Requirement A: In the account of Beaufighter night interceptions, which squadron was Squadron Leader R. M. Trousdale flying with when he shot down the Heinkel near Hull?
Requirement B: Pick up the account of Beaufighter night interceptions and carry it on past its final sentence.

** Start of Selected passage **

An example of successful co-operation occurred on the night of 8 March when Squadron Leader R. M. Trousdale, flying a Beaufighter from No. 409 Squadron, shot down a Heinkel bomber near Hull. This particular night enemy bombers were active off the east coast laying mines and making scattered bombing attacks, but Trousdale had been on patrol for nearly two hours before he was directed towards an enemy raider off the mouth of the Humber by his ground control station. Eventually his radar operator picked page 362 up the enemy machine and, guided by his directions, Trousdale soon saw the dark shape of a Heinkel below him. He opened fire and saw it burst into flames and go down to explode on the ground. A few weeks later Trousdale found and stalked a Dornier off the Lincolnshire coast and, catching up with the enemy bomber, was able to keep it in sight and with successive bursts set its engines on fire. The Dornier then crashed into the sea. Among the few other pilots to achieve such double success was Pilot Officer G. E. Jameson,1 who captained a Beaufighter of No. 125 Squadron. One night towards the end of July he was sent to intercept enemy bombers approaching the Midlands from the Irish Sea, and over Cardigan Bay a radar indication eventually led to the sighting of a Heinkel bomber. Return fire damaged the Beaufighter but, aided by the light of a full moon, Jameson kept his target in view. The enemy machine began spiral diving turns but Jameson hung on. ‘As I closed in to point blank range,’ he later reported, ‘I observed a large glow on the starboard engine. The enemy aircraft then went into a dive and continued to go down until it hit the sea.’ A few nights later Jameson shot down another Heinkel near Milford Haven. As the German bomber turned and twisted in an effort to escape, the two machines almost collided but Jameson pressed home his attack and set the Heinkel on fire.

** End of Selected passage **
** Start of Entries supplied **

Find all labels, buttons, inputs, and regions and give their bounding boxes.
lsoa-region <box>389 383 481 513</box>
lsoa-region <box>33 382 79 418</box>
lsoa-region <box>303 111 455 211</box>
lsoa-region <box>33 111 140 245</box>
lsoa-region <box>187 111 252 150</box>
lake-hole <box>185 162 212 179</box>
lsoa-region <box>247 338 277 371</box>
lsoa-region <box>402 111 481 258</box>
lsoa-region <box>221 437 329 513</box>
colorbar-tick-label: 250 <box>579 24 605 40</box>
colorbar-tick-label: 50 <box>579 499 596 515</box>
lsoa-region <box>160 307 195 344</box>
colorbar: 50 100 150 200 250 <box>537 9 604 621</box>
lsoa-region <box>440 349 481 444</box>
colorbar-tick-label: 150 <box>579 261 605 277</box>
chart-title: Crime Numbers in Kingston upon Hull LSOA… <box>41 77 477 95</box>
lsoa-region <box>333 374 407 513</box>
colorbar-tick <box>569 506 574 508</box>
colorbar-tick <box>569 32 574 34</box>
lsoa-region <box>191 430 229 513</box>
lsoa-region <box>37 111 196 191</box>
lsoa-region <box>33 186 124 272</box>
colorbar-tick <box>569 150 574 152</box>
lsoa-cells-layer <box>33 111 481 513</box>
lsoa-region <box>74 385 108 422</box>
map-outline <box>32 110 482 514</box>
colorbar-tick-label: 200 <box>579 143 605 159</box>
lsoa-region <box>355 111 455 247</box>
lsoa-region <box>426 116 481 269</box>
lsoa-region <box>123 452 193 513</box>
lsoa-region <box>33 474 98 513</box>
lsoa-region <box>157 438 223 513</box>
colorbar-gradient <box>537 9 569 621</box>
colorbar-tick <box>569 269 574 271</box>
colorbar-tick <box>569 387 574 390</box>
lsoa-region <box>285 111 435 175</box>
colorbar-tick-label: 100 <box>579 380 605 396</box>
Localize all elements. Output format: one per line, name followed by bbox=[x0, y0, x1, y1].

** End of Entries supplied **
** Start of Entries supplied **

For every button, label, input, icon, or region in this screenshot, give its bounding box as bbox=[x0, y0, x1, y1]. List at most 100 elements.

** End of Entries supplied **

Reply A: No. 409 Squadron

Reply B:
The efforts of the specially equipped aircraft were supplemented by fighters operating in conjunction with searchlights. The system used was similar to that employed by the Germans over Belgium and Holland against British bombers flying into Germany. Approach areas were divided into belts and the fighters, each operating in a limited area, patrolled behind the searchlights ready to pounce upon any intruders illuminated or indicated by their beams. On occasion Spitfires and Hurricanes also operated directly over a target in co-operation with guns and searchlights, but this method was only employed during the brief full moon period and against concentrated raids when there was a reasonable chance of raiders being intercepted visually. During 1942 patrols were also continued by aircraft equipped with the Turbinlite to enable an accompanying Hurricane fighter to see and attack, a form of interception that had been developed early in 1941 when the enemy was making heavy raids and the fighters were achieving little success on dark nights. Unfortunately this novel technique was still in the experimental stage when heavy raids ceased. Subsequently, the enemy’s small and scattered attacks gave few opportunities for testing this rather difficult method of night interception, and the successful development of more orthodox and less cumbersome

1 Flight Lieutenant G. E. Jameson, DSO, DFC; Rotherham, North Canterbury; born Christchurch, 20 Nov 1921; farmer; joined RNZAF Jan 1941.

page 363 methods led to the disbanding of the Turbinite flights towards the end of 1942.

While some squadrons had better luck than others, this year was for most pilots one of dull and unrewarding effort. The limited enemy activity meant they were compelled to spend many hours in practice flights with only occasional operational patrols, and even then there was seldom the satisfaction of sighting and attack. The interception of enemy raiders flying in low to lay mines and to attack ships along the coast was particularly difficult. Ground-controlled interception could not as yet be practised over all the sea approaches, while the contemporary airborne radar apparatus was largely inefficient at low levels where the tiny ‘blip’ which the enemy machine gave on the radar screen would be confused by ground and sea reflections. However, when the defenders were aided by the moon or the last of the daylight, they were often able to make successful interceptions over the sea. It was at dusk one winter’s evening towards the end of February that Defiants from Smith’s No. 151 Squadron succeeded in breaking up an attack on a convoy off the Norfolk coast.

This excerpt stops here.